READING PASSAGE:
::::
So, I am probably the last person out there to offer up my Chicago Marathon story. 26.2 is a lot of miles to process. The drawback is that the mile by mile play by play is fuzzy and making way for a more general race memory. So, unfortunately you won’t get the most detailed report of what I felt during 3:33:55 hours of pure marathon goodness (and not so goodness). BUT I think you’re probably cool with that. Even though this is still over 3000 words long. It WAS 4,000 words long. And I think all of the pictures of the race (rather before and after the race) are on Aaron’s phone which is with him at work right now. So, you may have to check back tomorrow!
We arrived in Chicago on Thursday afternoon to temperatures much warmer than we’d been anticipating. Our hotel was about half a mile from the start line, so our cab drove us right by the starting area. I was amazed at how huge the marathon village was, and how many porta poties were lining the streets (this would seem like a lot less on Sunday morning while waiting our turn to pee). As I started unpacking, I realized that I had forgotten some essential items like running socks, pajamas, iPod shuffle, and toothbrush. Oops.
We went out for a 2.5 mile easy run along the lake front. Temperatures were still warmish, though not as warm as they had been the day before. The temperatures were predicted to get colder until Sunday.
Then we headed to the expo. I love expos. They combine running AND shopping! The expo was well organized and everything was labeled and easy to find. But wow, were there a lot of people, and Friday was the slow day. I’m scared to think what Saturday looked like! Nike had a whole store set up, and I bought myself a special marathon shirt (and some socks because I forgot mine). I also signed up for my 3:35 pace group, and got a 3:35 bib to pin to my back.
We did a 2 mile shake out run, however this one was much colder. But really, a few minutes in, I felt overdressed in my winter gear.
::::
WHAT YOU NEED TO DO:
a: According to the Chicago Marathon recap, why might readers have to check back tomorrow to see the pictures?
b: Copy the passage of the Chicago Marathon recap starting at "We arrived in" and ending at "and toothbrush. Oops.".
c: Carry on the Chicago Marathon recap from where it stops.

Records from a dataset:
::::
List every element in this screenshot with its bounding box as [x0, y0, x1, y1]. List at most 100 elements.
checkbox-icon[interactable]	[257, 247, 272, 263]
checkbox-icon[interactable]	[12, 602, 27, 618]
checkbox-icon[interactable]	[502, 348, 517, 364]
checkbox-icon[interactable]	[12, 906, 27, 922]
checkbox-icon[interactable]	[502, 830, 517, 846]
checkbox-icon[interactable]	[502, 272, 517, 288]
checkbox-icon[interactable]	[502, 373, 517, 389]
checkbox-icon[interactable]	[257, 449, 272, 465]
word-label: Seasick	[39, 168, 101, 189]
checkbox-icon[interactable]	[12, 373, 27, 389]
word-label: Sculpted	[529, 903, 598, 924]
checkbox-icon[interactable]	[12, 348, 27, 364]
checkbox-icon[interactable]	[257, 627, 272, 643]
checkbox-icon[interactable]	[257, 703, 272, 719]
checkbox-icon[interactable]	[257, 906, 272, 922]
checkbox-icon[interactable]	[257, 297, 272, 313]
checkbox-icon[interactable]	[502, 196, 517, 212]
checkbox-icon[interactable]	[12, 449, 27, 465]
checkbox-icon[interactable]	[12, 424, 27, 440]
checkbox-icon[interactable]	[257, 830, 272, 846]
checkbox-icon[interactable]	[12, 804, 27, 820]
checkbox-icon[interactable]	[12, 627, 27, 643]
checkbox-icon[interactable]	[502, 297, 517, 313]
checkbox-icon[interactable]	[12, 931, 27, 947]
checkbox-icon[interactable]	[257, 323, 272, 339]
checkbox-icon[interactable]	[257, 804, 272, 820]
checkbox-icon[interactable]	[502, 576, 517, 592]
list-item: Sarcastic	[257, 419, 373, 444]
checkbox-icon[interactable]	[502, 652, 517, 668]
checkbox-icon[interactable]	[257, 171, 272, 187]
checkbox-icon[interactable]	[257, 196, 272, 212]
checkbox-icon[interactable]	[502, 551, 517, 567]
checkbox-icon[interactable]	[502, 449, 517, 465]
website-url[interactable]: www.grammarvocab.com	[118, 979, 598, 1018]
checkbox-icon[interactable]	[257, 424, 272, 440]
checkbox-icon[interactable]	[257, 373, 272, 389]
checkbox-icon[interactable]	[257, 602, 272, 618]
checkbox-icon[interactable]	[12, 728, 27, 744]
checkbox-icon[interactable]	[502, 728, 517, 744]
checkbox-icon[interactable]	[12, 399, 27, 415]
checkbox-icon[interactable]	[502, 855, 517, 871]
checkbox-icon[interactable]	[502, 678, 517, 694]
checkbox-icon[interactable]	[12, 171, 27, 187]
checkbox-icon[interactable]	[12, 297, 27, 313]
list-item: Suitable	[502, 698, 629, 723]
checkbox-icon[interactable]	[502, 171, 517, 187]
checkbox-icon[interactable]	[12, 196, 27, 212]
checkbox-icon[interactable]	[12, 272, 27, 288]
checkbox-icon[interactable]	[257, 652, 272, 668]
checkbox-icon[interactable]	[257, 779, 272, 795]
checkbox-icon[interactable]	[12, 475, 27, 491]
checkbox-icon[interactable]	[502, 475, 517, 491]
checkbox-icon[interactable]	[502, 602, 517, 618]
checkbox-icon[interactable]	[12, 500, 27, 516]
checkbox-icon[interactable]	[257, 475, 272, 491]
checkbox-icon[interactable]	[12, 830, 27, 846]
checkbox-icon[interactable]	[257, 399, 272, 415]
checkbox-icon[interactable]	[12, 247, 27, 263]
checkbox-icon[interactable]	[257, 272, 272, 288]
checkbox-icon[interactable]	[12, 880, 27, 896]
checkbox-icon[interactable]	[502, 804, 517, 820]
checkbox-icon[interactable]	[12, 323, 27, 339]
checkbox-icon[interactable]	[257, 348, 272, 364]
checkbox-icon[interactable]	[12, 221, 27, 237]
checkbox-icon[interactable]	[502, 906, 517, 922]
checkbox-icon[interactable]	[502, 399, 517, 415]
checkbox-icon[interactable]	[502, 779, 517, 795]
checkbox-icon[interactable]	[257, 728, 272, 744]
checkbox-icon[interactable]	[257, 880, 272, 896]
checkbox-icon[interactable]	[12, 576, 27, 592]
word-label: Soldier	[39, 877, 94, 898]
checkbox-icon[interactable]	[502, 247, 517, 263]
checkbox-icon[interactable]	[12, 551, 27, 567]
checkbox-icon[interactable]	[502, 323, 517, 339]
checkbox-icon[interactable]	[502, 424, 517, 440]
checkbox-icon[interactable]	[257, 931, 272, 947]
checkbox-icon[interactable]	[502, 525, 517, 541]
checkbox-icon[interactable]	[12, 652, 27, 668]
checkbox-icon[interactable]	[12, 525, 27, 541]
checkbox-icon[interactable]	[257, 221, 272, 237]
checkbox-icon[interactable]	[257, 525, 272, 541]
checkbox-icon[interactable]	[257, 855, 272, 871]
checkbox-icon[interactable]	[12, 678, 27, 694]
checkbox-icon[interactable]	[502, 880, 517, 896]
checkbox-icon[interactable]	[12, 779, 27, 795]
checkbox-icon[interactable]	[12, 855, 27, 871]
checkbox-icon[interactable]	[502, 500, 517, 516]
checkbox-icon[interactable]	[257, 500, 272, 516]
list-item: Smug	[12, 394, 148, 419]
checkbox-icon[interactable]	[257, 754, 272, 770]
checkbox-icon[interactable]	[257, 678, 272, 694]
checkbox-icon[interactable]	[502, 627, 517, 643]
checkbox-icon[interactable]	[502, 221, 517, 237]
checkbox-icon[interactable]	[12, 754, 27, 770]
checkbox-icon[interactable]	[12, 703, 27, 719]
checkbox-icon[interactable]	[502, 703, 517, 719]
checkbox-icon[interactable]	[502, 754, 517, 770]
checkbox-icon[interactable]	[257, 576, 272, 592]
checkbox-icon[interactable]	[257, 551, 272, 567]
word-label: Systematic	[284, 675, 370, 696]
::::
RESPONSES TO THE TASKS:
a: The writer thinks all of the pictures, taken before and after the race, are on Aaron's phone. Aaron has that phone with him at work right now, so the pictures can't be added yet.

b:
We arrived in Chicago on Thursday afternoon to temperatures much warmer than we’d been anticipating. Our hotel was about half a mile from the start line, so our cab drove us right by the starting area. I was amazed at how huge the marathon village was, and how many porta poties were lining the streets (this would seem like a lot less on Sunday morning while waiting our turn to pee). As I started unpacking, I realized that I had forgotten some essential items like running socks, pajamas, iPod shuffle, and toothbrush. Oops.

c:
We opted to do the Art Institute Museum on Saturday morning. Coach Aaron wouldn’t let me wear heels, but my jeans are all too long, so I had to walk around Chicago in my running capris and running shoes. THE HORROR. Seriously. But the museum was huge and we were on our feet for easily 3 hours, so I’m glad I wasn’t in stilettos. We also carried a water bottle and focused on drinking obscene amounts of water.
I did insist on changing into boots for dinner on the condition that we eat at the pub across the street from our hotel. Awesomely enough they had a special marathon menu so I got my pasta carb loading fill! Aaron ate something with mashed potatoes (how does one carb load on a gluten free diet?). Bedtime was 9:30.
Why yes, carb loading included beer. This means beer + marathon = BQ! And one of the few moments I got cell phone service! Aaron was annoyed.
The alarm went off at 5 am. I did my pre-race ritual of showering (one can’t dominate marathons with unshaven legs), and ate some Luna bar and some banana and layered on the winter gear. We got out the door at 6:15. The city was dark but alive with thousands of shivering runners walking to the start. We felt like cattle. We may have moo’d.
The first thing we did was get in the potty line which was already pretty long (we waited about 20 minutes). Gear check drop off was easy, but at this point it was time to head to the corrals (they closed at 7:20, no exception), so I didn’t get in my second ritual pee. Aaron and I said our goodbyes as he headed to “B” and I headed to “C.”
This was post race, but it gives you an idea of what I look like when I realize that my husband is photographing me coming out of the porta potty.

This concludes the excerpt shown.